**EXERCISE DATA:**
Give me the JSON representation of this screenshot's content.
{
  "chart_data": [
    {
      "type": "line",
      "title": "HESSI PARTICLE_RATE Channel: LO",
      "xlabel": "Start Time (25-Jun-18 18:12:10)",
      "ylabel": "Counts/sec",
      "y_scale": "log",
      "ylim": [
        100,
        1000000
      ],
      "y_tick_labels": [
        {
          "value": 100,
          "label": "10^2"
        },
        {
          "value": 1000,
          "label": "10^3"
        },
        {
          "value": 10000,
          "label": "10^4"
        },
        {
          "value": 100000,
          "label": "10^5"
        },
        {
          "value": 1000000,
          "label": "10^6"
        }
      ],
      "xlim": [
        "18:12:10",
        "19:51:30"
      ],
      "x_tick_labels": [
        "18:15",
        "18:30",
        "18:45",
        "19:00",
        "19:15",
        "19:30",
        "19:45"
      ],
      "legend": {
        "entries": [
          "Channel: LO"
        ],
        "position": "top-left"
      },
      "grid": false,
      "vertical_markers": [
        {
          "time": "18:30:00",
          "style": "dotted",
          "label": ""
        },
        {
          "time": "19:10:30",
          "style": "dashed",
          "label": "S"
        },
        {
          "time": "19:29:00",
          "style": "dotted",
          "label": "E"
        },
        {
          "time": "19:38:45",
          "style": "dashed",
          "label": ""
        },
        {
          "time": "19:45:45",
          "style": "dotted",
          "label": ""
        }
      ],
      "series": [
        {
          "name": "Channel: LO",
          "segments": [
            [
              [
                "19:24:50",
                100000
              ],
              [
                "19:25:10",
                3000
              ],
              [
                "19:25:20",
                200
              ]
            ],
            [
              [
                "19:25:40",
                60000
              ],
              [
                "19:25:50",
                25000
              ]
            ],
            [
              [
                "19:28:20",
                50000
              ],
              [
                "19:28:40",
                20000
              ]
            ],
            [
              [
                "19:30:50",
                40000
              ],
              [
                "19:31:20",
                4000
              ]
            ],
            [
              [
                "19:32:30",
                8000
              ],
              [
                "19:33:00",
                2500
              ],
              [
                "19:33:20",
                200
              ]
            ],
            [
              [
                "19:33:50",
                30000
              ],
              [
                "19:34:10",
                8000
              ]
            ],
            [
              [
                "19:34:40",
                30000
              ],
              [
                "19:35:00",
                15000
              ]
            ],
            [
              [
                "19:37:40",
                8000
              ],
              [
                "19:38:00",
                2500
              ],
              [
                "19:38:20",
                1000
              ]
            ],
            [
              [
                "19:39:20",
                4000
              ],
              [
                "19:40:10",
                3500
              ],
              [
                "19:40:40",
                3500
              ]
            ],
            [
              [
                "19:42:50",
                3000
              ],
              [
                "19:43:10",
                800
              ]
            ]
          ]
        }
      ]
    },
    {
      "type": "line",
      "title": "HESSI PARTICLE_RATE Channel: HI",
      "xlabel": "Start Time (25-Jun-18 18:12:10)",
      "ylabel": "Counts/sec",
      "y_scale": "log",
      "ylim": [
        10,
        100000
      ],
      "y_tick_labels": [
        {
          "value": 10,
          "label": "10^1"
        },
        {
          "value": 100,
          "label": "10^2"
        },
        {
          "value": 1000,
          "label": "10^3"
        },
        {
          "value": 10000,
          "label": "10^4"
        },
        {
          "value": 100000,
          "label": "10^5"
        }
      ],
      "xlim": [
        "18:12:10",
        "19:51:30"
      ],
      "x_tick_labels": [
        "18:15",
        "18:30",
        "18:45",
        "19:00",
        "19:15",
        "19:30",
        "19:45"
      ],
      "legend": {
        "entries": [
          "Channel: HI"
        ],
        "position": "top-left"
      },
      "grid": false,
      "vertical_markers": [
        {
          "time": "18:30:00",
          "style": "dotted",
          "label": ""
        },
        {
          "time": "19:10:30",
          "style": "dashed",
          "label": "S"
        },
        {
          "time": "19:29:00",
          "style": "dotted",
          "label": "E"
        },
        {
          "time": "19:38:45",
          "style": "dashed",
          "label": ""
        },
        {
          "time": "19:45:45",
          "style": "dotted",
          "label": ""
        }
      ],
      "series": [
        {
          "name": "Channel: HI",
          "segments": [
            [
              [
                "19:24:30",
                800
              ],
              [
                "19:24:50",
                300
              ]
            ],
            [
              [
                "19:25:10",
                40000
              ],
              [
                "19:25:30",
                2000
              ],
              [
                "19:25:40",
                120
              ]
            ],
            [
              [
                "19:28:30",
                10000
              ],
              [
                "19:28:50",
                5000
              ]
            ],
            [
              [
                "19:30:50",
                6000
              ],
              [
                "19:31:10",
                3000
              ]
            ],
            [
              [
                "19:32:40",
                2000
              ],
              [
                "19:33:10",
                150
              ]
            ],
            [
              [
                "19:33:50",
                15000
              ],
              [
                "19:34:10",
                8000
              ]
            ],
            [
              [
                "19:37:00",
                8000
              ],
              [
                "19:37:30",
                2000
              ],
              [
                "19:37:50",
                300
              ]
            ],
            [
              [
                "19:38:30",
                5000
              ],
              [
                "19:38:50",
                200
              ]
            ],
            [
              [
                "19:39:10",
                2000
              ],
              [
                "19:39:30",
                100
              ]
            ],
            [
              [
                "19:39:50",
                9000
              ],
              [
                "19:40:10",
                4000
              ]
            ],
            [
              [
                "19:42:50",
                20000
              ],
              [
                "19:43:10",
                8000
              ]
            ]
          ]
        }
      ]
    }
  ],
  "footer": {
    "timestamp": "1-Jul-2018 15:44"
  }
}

**WHAT THE EXERCISE ASKS:** Write out all the data again, exactly as it appears.

**THE ANSWER:**
Give me the JSON representation of this screenshot's content.
{
  "chart_data": [
    {
      "type": "line",
      "title": "HESSI PARTICLE_RATE Channel: LO",
      "xlabel": "Start Time (25-Jun-18 18:12:10)",
      "ylabel": "Counts/sec",
      "y_scale": "log",
      "ylim": [
        100,
        1000000
      ],
      "y_tick_labels": [
        {
          "value": 100,
          "label": "10^2"
        },
        {
          "value": 1000,
          "label": "10^3"
        },
        {
          "value": 10000,
          "label": "10^4"
        },
        {
          "value": 100000,
          "label": "10^5"
        },
        {
          "value": 1000000,
          "label": "10^6"
        }
      ],
      "xlim": [
        "18:12:10",
        "19:51:30"
      ],
      "x_tick_labels": [
        "18:15",
        "18:30",
        "18:45",
        "19:00",
        "19:15",
        "19:30",
        "19:45"
      ],
      "legend": {
        "entries": [
          "Channel: LO"
        ],
        "position": "top-left"
      },
      "grid": false,
      "vertical_markers": [
        {
          "time": "18:30:00",
          "style": "dotted",
          "label": ""
        },
        {
          "time": "19:10:30",
          "style": "dashed",
          "label": "S"
        },
        {
          "time": "19:29:00",
          "style": "dotted",
          "label": "E"
        },
        {
          "time": "19:38:45",
          "style": "dashed",
          "label": ""
        },
        {
          "time": "19:45:45",
          "style": "dotted",
          "label": ""
        }
      ],
      "series": [
        {
          "name": "Channel: LO",
          "segments": [
            [
              [
                "19:24:50",
                100000
              ],
              [
                "19:25:10",
                3000
              ],
              [
                "19:25:20",
                200
              ]
            ],
            [
              [
                "19:25:40",
                60000
              ],
              [
                "19:25:50",
                25000
              ]
            ],
            [
              [
                "19:28:20",
                50000
              ],
              [
                "19:28:40",
                20000
              ]
            ],
            [
              [
                "19:30:50",
                40000
              ],
              [
                "19:31:20",
                4000
              ]
            ],
            [
              [
                "19:32:30",
                8000
              ],
              [
                "19:33:00",
                2500
              ],
              [
                "19:33:20",
                200
              ]
            ],
            [
              [
                "19:33:50",
                30000
              ],
              [
                "19:34:10",
                8000
              ]
            ],
            [
              [
                "19:34:40",
                30000
              ],
              [
                "19:35:00",
                15000
              ]
            ],
            [
              [
                "19:37:40",
                8000
              ],
              [
                "19:38:00",
                2500
              ],
              [
                "19:38:20",
                1000
              ]
            ],
            [
              [
                "19:39:20",
                4000
              ],
              [
                "19:40:10",
                3500
              ],
              [
                "19:40:40",
                3500
              ]
            ],
            [
              [
                "19:42:50",
                3000
              ],
              [
                "19:43:10",
                800
              ]
            ]
          ]
        }
      ]
    },
    {
      "type": "line",
      "title": "HESSI PARTICLE_RATE Channel: HI",
      "xlabel": "Start Time (25-Jun-18 18:12:10)",
      "ylabel": "Counts/sec",
      "y_scale": "log",
      "ylim": [
        10,
        100000
      ],
      "y_tick_labels": [
        {
          "value": 10,
          "label": "10^1"
        },
        {
          "value": 100,
          "label": "10^2"
        },
        {
          "value": 1000,
          "label": "10^3"
        },
        {
          "value": 10000,
          "label": "10^4"
        },
        {
          "value": 100000,
          "label": "10^5"
        }
      ],
      "xlim": [
        "18:12:10",
        "19:51:30"
      ],
      "x_tick_labels": [
        "18:15",
        "18:30",
        "18:45",
        "19:00",
        "19:15",
        "19:30",
        "19:45"
      ],
      "legend": {
        "entries": [
          "Channel: HI"
        ],
        "position": "top-left"
      },
      "grid": false,
      "vertical_markers": [
        {
          "time": "18:30:00",
          "style": "dotted",
          "label": ""
        },
        {
          "time": "19:10:30",
          "style": "dashed",
          "label": "S"
        },
        {
          "time": "19:29:00",
          "style": "dotted",
          "label": "E"
        },
        {
          "time": "19:38:45",
          "style": "dashed",
          "label": ""
        },
        {
          "time": "19:45:45",
          "style": "dotted",
          "label": ""
        }
      ],
      "series": [
        {
          "name": "Channel: HI",
          "segments": [
            [
              [
                "19:24:30",
                800
              ],
              [
                "19:24:50",
                300
              ]
            ],
            [
              [
                "19:25:10",
                40000
              ],
              [
                "19:25:30",
                2000
              ],
              [
                "19:25:40",
                120
              ]
            ],
            [
              [
                "19:28:30",
                10000
              ],
              [
                "19:28:50",
                5000
              ]
            ],
            [
              [
                "19:30:50",
                6000
              ],
              [
                "19:31:10",
                3000
              ]
            ],
            [
              [
                "19:32:40",
                2000
              ],
              [
                "19:33:10",
                150
              ]
            ],
            [
              [
                "19:33:50",
                15000
              ],
              [
                "19:34:10",
                8000
              ]
            ],
            [
              [
                "19:37:00",
                8000
              ],
              [
                "19:37:30",
                2000
              ],
              [
                "19:37:50",
                300
              ]
            ],
            [
              [
                "19:38:30",
                5000
              ],
              [
                "19:38:50",
                200
              ]
            ],
            [
              [
                "19:39:10",
                2000
              ],
              [
                "19:39:30",
                100
              ]
            ],
            [
              [
                "19:39:50",
                9000
              ],
              [
                "19:40:10",
                4000
              ]
            ],
            [
              [
                "19:42:50",
                20000
              ],
              [
                "19:43:10",
                8000
              ]
            ]
          ]
        }
      ]
    }
  ],
  "footer": {
    "timestamp": "1-Jul-2018 15:44"
  }
}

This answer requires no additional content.